**EXERCISE:** Among the following entries, count the lines that contain "hedge" and report only the result.

::::::

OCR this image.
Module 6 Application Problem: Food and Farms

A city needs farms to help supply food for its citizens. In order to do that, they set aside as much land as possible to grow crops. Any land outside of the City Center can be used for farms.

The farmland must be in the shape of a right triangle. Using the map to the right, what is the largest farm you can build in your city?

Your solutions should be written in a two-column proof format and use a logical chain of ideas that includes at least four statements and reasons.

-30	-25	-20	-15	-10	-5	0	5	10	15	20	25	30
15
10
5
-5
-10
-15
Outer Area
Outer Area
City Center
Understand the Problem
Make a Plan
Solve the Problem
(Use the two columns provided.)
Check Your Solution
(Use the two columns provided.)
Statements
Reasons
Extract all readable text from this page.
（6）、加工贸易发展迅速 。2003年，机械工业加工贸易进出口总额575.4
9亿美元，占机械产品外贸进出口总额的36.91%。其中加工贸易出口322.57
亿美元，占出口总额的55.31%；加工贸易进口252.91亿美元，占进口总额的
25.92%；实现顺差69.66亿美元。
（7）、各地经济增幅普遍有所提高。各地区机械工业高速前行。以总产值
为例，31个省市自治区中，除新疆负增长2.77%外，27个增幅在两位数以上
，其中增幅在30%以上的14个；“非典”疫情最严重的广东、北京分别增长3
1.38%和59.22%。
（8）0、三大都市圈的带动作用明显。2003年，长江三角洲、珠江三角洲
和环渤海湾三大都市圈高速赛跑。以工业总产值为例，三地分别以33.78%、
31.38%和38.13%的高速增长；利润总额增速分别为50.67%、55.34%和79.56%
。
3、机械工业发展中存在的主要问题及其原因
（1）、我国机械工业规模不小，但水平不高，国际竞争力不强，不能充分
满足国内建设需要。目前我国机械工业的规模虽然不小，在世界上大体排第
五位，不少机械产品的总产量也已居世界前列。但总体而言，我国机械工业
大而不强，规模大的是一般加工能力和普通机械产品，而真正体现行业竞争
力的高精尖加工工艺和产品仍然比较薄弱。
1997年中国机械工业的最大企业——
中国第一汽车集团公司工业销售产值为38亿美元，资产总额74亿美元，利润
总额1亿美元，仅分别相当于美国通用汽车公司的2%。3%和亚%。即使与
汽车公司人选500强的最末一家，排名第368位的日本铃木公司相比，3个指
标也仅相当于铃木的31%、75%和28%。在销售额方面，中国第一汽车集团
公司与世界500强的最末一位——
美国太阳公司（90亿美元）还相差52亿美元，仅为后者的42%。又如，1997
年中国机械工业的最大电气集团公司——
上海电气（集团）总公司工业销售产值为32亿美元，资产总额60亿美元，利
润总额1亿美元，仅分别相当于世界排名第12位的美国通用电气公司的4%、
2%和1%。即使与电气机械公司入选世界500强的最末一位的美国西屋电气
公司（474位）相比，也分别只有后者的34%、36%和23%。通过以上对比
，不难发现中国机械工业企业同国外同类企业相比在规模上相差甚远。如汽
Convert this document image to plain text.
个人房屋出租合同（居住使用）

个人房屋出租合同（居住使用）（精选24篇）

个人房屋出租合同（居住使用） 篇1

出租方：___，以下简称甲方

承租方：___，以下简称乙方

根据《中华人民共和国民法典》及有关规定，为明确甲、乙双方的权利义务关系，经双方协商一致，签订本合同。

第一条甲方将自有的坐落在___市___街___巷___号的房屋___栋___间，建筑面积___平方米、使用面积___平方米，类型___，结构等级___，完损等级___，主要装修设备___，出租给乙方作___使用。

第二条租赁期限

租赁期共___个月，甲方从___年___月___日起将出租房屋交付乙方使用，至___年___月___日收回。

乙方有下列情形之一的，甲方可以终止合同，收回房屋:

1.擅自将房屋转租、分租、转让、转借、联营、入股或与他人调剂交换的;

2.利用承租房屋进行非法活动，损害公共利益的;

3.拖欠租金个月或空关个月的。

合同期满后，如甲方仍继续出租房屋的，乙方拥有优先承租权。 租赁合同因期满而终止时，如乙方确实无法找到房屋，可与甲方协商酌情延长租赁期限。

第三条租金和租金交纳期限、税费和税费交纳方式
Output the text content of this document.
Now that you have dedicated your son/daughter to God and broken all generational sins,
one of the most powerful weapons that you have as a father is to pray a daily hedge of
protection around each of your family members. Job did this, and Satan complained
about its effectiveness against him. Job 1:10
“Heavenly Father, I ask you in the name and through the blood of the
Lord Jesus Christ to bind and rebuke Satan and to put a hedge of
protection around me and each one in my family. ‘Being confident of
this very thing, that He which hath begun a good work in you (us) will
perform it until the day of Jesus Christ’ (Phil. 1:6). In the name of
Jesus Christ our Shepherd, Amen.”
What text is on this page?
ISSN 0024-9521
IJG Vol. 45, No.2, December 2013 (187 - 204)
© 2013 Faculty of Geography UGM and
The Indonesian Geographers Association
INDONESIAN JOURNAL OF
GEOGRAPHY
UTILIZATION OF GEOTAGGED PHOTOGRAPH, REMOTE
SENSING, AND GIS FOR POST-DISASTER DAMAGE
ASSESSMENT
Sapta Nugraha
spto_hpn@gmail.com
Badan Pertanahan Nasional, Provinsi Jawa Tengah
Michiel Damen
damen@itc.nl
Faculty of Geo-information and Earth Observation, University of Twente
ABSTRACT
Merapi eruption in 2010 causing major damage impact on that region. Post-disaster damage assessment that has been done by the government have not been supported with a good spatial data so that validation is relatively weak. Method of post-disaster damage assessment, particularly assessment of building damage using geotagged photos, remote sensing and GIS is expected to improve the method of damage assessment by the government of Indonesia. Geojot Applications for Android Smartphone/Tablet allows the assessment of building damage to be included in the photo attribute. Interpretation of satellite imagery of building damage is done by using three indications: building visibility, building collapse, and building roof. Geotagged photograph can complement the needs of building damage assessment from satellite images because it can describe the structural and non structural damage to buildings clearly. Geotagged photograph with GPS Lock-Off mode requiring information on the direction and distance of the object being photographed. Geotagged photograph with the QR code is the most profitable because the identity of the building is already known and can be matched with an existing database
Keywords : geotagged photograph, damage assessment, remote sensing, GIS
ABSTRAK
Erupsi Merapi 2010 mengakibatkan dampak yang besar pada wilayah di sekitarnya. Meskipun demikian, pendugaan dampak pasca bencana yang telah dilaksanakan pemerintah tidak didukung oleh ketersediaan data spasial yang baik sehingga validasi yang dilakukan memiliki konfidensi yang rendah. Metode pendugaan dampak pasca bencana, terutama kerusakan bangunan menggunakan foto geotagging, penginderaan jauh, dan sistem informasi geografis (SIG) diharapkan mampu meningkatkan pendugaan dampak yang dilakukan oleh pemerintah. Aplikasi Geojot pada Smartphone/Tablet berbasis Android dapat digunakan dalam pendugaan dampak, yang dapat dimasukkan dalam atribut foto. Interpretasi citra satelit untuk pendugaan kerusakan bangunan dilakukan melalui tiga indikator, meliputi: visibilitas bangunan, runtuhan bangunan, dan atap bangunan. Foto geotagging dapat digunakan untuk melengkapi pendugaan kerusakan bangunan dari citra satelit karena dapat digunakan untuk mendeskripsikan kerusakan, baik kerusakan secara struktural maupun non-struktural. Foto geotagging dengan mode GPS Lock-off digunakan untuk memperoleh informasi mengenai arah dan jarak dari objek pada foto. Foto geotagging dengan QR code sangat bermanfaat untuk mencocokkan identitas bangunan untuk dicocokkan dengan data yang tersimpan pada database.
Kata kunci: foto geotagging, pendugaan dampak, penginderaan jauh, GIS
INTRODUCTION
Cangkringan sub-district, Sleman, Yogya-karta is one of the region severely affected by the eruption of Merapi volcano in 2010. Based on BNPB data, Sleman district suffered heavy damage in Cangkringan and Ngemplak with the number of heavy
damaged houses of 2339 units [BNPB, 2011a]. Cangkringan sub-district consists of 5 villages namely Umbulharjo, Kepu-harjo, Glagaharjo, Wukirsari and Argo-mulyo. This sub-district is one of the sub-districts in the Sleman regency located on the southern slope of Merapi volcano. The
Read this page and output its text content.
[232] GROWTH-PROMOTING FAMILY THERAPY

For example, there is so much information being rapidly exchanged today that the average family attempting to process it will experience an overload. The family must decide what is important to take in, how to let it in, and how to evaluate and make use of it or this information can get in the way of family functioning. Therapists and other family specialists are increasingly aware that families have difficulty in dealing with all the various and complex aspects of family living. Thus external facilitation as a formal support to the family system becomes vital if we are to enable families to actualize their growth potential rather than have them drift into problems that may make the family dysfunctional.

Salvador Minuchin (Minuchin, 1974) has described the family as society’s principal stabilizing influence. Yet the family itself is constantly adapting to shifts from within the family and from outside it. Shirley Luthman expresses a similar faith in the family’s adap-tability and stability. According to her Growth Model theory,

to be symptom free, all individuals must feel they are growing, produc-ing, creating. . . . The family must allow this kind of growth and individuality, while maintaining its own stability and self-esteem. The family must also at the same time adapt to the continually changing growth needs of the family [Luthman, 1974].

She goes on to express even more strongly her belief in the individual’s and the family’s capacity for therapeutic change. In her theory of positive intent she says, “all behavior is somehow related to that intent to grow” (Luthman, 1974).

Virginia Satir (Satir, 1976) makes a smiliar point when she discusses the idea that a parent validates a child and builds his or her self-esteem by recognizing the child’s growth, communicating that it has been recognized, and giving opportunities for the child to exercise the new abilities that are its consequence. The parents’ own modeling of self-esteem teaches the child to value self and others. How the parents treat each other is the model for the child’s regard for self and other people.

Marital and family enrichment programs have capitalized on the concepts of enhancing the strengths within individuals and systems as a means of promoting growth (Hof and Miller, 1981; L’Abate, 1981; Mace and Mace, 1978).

::::::

**EXERCISE SOLUTION:** 2